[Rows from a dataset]
════

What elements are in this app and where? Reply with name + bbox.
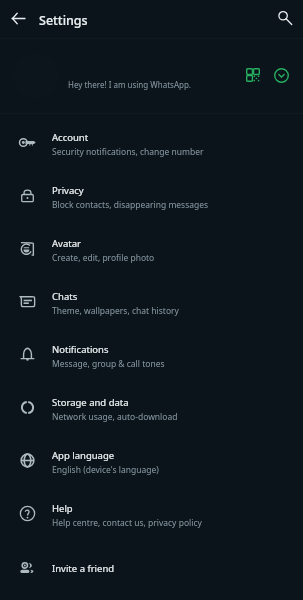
staticText: English (device's language) [52, 464, 159, 476]
button[interactable]: Account [0, 118, 303, 171]
button[interactable]: Avatar [0, 224, 303, 277]
button[interactable]: Invite a friend [0, 542, 303, 595]
staticText: Message, group & call tones [52, 358, 165, 370]
staticText: Create, edit, profile photo [52, 252, 155, 264]
staticText: Notifications [52, 343, 109, 356]
button[interactable]: Help [0, 489, 303, 542]
button[interactable]: Storage and data [0, 383, 303, 436]
button[interactable]: Search [272, 5, 298, 31]
button[interactable]: Chats [0, 277, 303, 330]
staticText: Theme, wallpapers, chat history [52, 305, 179, 317]
staticText: Chats [52, 290, 78, 303]
staticText: Invite a friend [52, 562, 115, 575]
button[interactable]: QR code [240, 62, 266, 88]
staticText: Network usage, auto-download [52, 411, 178, 423]
button[interactable]: Hey there! I am using WhatsApp. [0, 39, 303, 113]
staticText: Account [52, 131, 89, 144]
staticText: Privacy [52, 184, 84, 197]
button[interactable]: Notifications [0, 330, 303, 383]
button[interactable]: Expand profile [268, 62, 294, 88]
button[interactable]: Privacy [0, 171, 303, 224]
staticText: App language [52, 449, 115, 462]
button[interactable]: App language [0, 436, 303, 489]
staticText: Settings [39, 12, 88, 29]
staticText: Help [52, 502, 73, 515]
staticText: Storage and data [52, 396, 129, 409]
staticText: Avatar [52, 237, 81, 250]
staticText: Block contacts, disappearing messages [52, 199, 209, 211]
staticText: Help centre, contact us, privacy policy [52, 517, 202, 529]
staticText: Security notifications, change number [52, 146, 204, 158]
staticText: Hey there! I am using WhatsApp. [68, 79, 191, 90]
button[interactable]: Back [6, 6, 31, 31]
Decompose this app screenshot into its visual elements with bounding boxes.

════

Copy every line above word for word, leaving out any pictures.

THE ANSWER:
What elements are in this app and where? Reply with name + bbox.
staticText: English (device's language) [52, 464, 159, 476]
button[interactable]: Account [0, 118, 303, 171]
button[interactable]: Avatar [0, 224, 303, 277]
button[interactable]: Invite a friend [0, 542, 303, 595]
staticText: Message, group & call tones [52, 358, 165, 370]
staticText: Create, edit, profile photo [52, 252, 155, 264]
staticText: Notifications [52, 343, 109, 356]
button[interactable]: Help [0, 489, 303, 542]
button[interactable]: Storage and data [0, 383, 303, 436]
button[interactable]: Search [272, 5, 298, 31]
button[interactable]: Chats [0, 277, 303, 330]
staticText: Theme, wallpapers, chat history [52, 305, 179, 317]
staticText: Chats [52, 290, 78, 303]
staticText: Invite a friend [52, 562, 115, 575]
button[interactable]: QR code [240, 62, 266, 88]
staticText: Network usage, auto-download [52, 411, 178, 423]
button[interactable]: Hey there! I am using WhatsApp. [0, 39, 303, 113]
staticText: Account [52, 131, 89, 144]
staticText: Privacy [52, 184, 84, 197]
button[interactable]: Notifications [0, 330, 303, 383]
button[interactable]: Expand profile [268, 62, 294, 88]
button[interactable]: Privacy [0, 171, 303, 224]
staticText: App language [52, 449, 115, 462]
button[interactable]: App language [0, 436, 303, 489]
staticText: Settings [39, 12, 88, 29]
staticText: Help [52, 502, 73, 515]
staticText: Storage and data [52, 396, 129, 409]
staticText: Avatar [52, 237, 81, 250]
staticText: Block contacts, disappearing messages [52, 199, 209, 211]
staticText: Help centre, contact us, privacy policy [52, 517, 202, 529]
staticText: Security notifications, change number [52, 146, 204, 158]
staticText: Hey there! I am using WhatsApp. [68, 79, 191, 90]
button[interactable]: Back [6, 6, 31, 31]
Decompose this app screenshot into its visual elements with bounding boxes.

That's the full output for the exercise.